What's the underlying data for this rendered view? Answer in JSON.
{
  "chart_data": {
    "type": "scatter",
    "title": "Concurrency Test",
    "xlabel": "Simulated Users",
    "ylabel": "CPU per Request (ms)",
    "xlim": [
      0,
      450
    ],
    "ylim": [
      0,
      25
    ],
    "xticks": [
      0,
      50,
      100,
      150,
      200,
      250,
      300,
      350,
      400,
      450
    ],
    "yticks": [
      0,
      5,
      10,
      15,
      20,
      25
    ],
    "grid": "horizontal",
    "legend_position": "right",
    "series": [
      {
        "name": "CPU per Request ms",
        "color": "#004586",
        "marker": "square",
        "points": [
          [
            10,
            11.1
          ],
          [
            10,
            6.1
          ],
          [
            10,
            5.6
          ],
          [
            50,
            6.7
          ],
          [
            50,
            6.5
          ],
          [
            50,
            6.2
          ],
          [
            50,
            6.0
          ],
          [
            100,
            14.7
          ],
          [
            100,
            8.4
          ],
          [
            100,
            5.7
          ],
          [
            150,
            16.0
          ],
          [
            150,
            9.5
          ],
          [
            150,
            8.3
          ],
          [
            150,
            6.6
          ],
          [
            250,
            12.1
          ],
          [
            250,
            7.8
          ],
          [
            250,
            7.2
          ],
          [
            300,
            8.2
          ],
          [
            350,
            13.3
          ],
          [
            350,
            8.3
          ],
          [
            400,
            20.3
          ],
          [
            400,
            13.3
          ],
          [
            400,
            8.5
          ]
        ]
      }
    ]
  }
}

________________

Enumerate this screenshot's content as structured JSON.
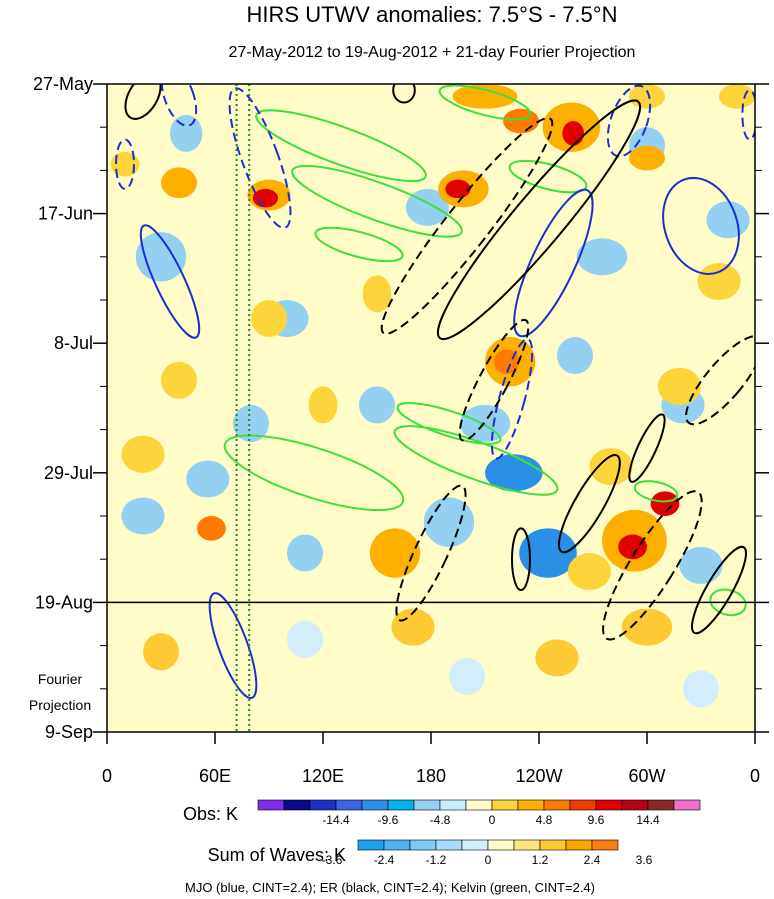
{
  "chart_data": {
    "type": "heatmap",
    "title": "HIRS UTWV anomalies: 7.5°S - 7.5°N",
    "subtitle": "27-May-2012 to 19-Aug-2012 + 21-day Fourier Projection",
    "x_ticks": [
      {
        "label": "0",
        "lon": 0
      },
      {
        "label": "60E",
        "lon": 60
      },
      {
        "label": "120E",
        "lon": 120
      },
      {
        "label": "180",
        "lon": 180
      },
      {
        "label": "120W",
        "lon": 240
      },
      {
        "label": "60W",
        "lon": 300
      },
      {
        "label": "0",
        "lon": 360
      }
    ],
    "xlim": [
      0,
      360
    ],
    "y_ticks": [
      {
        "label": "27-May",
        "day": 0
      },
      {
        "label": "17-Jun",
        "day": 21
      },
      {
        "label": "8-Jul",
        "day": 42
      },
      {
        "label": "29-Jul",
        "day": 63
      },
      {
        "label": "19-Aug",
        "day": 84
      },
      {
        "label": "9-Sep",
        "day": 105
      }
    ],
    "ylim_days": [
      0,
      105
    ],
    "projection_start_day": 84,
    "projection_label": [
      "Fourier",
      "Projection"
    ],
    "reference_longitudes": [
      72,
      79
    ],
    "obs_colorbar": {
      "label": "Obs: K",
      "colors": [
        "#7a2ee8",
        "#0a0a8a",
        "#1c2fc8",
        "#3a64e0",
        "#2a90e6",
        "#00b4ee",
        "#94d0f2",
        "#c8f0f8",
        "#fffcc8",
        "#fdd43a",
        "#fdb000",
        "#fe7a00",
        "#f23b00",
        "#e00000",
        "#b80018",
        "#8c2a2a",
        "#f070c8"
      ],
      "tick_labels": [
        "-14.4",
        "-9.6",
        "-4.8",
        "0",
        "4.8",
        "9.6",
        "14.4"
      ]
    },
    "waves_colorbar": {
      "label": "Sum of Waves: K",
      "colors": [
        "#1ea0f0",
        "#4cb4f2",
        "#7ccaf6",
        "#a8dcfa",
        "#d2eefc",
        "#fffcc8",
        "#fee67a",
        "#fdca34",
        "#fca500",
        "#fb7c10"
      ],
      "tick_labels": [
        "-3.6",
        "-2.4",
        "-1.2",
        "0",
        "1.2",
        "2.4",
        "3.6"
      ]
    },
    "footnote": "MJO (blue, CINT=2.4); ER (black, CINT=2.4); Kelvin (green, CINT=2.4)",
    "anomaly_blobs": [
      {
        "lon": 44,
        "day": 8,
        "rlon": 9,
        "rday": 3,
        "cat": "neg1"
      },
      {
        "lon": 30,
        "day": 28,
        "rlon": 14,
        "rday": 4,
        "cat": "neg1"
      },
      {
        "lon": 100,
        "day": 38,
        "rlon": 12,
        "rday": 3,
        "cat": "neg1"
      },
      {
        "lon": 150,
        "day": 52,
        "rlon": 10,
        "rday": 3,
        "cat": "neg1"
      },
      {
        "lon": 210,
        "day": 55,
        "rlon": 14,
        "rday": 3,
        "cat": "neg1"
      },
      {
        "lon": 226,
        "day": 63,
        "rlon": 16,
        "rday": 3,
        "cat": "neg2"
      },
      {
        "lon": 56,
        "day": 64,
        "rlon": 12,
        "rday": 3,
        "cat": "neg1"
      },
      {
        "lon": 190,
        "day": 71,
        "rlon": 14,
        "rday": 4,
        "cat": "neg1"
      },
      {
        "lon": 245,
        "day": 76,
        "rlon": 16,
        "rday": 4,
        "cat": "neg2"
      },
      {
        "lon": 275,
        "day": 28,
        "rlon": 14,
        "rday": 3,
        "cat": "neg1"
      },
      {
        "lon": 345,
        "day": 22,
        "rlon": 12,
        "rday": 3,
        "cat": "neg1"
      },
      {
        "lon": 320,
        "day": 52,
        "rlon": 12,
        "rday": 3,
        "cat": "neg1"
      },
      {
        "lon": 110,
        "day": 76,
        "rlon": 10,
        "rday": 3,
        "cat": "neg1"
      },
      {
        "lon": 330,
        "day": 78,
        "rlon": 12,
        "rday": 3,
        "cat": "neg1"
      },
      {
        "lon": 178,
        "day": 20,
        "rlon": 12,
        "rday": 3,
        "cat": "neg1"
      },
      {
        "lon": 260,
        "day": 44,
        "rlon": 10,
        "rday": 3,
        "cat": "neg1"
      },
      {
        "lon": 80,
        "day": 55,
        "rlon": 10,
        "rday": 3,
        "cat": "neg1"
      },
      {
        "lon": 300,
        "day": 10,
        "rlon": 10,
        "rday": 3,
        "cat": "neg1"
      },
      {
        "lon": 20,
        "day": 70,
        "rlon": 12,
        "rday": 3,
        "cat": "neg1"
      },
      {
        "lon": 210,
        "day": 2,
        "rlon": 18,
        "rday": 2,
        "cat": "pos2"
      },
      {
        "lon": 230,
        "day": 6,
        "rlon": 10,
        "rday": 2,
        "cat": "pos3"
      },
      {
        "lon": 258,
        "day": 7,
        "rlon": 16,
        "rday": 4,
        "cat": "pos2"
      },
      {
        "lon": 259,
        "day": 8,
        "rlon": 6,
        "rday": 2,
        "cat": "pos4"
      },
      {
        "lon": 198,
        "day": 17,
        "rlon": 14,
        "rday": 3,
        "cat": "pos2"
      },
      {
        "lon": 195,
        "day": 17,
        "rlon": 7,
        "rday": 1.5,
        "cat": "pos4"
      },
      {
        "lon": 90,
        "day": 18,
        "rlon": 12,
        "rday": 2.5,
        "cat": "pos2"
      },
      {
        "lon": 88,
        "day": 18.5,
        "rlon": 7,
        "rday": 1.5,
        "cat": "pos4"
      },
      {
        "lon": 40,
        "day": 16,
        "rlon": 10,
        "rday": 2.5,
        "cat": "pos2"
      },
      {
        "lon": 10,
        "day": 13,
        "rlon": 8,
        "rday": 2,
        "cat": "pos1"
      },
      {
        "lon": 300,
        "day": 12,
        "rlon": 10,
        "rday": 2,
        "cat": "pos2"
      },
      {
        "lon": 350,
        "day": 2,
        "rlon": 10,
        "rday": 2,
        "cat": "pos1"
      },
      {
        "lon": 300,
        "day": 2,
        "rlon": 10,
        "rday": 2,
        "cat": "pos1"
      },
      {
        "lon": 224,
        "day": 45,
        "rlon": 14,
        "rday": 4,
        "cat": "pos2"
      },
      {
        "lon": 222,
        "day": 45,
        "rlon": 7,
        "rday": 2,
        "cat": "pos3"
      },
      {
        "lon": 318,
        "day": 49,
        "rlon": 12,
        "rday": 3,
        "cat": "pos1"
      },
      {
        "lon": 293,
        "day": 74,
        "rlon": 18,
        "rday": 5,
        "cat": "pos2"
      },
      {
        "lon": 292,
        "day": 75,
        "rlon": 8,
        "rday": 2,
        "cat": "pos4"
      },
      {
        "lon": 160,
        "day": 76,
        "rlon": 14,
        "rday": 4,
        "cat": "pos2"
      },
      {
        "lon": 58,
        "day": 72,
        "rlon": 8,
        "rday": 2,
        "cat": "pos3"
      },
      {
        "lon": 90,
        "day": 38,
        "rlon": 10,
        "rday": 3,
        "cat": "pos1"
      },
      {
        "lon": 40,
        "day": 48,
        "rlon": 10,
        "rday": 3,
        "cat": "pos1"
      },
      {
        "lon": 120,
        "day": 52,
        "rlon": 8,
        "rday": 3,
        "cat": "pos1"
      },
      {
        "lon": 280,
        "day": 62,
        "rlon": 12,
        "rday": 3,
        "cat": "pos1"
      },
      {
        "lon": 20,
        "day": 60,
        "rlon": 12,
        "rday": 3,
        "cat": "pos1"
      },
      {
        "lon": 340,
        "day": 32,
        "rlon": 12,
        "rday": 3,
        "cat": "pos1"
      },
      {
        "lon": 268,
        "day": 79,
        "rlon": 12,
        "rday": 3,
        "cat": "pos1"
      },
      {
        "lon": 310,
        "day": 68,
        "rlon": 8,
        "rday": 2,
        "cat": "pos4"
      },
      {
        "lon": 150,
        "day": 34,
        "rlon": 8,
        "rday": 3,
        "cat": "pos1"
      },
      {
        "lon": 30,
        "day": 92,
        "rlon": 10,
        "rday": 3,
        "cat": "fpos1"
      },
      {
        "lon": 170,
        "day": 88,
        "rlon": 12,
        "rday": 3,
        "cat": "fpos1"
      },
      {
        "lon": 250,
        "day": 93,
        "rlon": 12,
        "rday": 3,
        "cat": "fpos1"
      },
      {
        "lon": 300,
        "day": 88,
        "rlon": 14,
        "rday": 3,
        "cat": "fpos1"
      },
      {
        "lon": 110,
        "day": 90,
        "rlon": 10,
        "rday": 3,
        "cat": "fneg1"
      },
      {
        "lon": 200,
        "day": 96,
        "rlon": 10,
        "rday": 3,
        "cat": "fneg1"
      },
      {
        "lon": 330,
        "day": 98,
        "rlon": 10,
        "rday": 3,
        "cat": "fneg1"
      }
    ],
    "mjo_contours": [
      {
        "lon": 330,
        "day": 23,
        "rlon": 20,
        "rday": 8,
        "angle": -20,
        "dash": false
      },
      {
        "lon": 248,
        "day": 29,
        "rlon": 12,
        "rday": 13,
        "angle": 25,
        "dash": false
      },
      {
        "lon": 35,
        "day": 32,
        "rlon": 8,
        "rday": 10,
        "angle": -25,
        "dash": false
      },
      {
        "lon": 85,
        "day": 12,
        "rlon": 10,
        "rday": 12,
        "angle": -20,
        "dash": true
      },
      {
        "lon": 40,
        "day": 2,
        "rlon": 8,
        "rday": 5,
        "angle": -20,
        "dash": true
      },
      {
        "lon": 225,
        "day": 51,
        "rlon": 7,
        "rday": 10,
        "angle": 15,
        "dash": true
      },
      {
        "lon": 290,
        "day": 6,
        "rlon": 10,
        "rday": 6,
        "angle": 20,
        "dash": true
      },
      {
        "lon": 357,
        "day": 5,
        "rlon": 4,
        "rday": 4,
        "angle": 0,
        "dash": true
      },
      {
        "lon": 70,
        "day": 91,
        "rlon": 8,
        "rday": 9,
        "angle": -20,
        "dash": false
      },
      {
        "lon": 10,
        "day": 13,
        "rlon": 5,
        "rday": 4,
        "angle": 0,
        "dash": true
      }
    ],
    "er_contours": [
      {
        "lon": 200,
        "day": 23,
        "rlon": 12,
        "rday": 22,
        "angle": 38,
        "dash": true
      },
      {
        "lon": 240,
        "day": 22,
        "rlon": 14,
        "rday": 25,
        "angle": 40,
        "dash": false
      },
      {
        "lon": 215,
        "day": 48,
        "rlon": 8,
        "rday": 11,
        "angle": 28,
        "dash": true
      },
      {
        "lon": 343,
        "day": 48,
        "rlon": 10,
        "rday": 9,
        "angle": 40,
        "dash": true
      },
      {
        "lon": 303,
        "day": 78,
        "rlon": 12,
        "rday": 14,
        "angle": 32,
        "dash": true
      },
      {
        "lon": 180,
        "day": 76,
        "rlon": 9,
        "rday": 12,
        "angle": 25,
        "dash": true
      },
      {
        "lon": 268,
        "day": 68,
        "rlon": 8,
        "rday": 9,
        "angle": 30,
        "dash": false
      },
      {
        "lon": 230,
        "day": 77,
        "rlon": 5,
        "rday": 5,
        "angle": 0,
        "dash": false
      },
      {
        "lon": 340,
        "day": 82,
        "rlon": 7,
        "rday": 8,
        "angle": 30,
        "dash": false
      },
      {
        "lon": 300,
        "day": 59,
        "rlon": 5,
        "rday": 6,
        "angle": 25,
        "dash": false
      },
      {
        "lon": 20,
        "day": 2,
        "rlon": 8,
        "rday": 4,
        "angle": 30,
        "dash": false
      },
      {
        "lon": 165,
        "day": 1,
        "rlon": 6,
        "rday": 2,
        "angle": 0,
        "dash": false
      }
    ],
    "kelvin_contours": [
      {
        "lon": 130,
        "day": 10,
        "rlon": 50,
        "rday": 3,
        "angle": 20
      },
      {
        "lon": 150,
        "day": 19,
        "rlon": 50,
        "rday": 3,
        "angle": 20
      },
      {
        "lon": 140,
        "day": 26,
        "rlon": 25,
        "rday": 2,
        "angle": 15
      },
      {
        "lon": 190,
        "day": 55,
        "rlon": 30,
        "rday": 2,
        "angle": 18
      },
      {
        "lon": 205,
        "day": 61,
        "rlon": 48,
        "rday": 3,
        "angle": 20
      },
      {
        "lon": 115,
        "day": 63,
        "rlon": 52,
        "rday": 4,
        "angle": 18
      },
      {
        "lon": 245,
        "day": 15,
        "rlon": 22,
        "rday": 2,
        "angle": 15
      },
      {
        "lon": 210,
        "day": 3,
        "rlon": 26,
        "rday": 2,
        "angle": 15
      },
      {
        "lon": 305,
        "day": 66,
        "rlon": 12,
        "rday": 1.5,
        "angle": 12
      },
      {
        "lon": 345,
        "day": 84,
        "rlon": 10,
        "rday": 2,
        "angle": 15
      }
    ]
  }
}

________________

### Problem statement
Scan the lines for the string "Fourier". Copy out each line that matches.

### Exercise response
    "subtitle": "27-May-2012 to 19-Aug-2012 + 21-day Fourier Projection",
      "Fourier",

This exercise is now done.